▶ **Supplied data**
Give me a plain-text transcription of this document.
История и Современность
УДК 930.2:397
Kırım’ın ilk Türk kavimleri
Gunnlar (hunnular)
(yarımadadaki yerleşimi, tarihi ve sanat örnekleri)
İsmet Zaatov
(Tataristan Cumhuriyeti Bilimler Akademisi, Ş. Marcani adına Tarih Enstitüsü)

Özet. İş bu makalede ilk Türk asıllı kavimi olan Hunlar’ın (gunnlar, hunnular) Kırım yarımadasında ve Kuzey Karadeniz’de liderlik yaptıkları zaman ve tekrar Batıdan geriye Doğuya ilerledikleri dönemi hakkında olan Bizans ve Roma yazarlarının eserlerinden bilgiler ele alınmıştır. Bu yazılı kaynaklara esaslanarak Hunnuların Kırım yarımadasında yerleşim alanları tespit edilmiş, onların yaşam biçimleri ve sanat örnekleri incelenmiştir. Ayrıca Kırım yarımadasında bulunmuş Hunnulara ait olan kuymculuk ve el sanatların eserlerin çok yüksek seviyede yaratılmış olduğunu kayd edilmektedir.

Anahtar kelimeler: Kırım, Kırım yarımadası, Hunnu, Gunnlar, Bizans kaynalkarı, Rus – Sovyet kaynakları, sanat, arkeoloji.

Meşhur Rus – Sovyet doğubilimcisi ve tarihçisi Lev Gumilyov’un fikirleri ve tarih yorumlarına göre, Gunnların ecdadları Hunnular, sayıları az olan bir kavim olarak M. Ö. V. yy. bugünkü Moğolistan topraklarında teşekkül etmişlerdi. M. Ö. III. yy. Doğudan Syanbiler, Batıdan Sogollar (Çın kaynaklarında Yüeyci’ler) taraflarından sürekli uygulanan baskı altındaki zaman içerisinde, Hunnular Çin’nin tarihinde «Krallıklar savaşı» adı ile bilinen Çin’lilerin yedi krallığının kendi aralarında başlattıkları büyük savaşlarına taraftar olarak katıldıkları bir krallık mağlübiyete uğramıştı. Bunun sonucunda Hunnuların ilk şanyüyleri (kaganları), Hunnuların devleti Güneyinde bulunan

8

---

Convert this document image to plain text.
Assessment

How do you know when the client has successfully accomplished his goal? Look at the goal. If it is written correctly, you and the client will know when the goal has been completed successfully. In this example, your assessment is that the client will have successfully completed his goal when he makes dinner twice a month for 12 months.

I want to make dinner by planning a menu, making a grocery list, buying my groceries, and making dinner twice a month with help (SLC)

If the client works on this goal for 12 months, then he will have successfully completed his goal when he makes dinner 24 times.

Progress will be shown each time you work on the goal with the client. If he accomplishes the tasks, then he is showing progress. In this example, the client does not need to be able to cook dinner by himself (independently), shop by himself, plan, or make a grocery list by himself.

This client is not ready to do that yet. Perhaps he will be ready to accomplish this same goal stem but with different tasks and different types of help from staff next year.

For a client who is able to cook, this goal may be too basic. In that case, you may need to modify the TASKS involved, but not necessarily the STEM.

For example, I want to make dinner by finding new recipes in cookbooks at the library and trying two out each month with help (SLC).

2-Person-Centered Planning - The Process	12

▶ **What you should do**
Check each line above for the string "document", then copy the ones that have it.

▶ **Solved exercise**
Give me a plain-text transcription of this document.
Convert this document image to plain text.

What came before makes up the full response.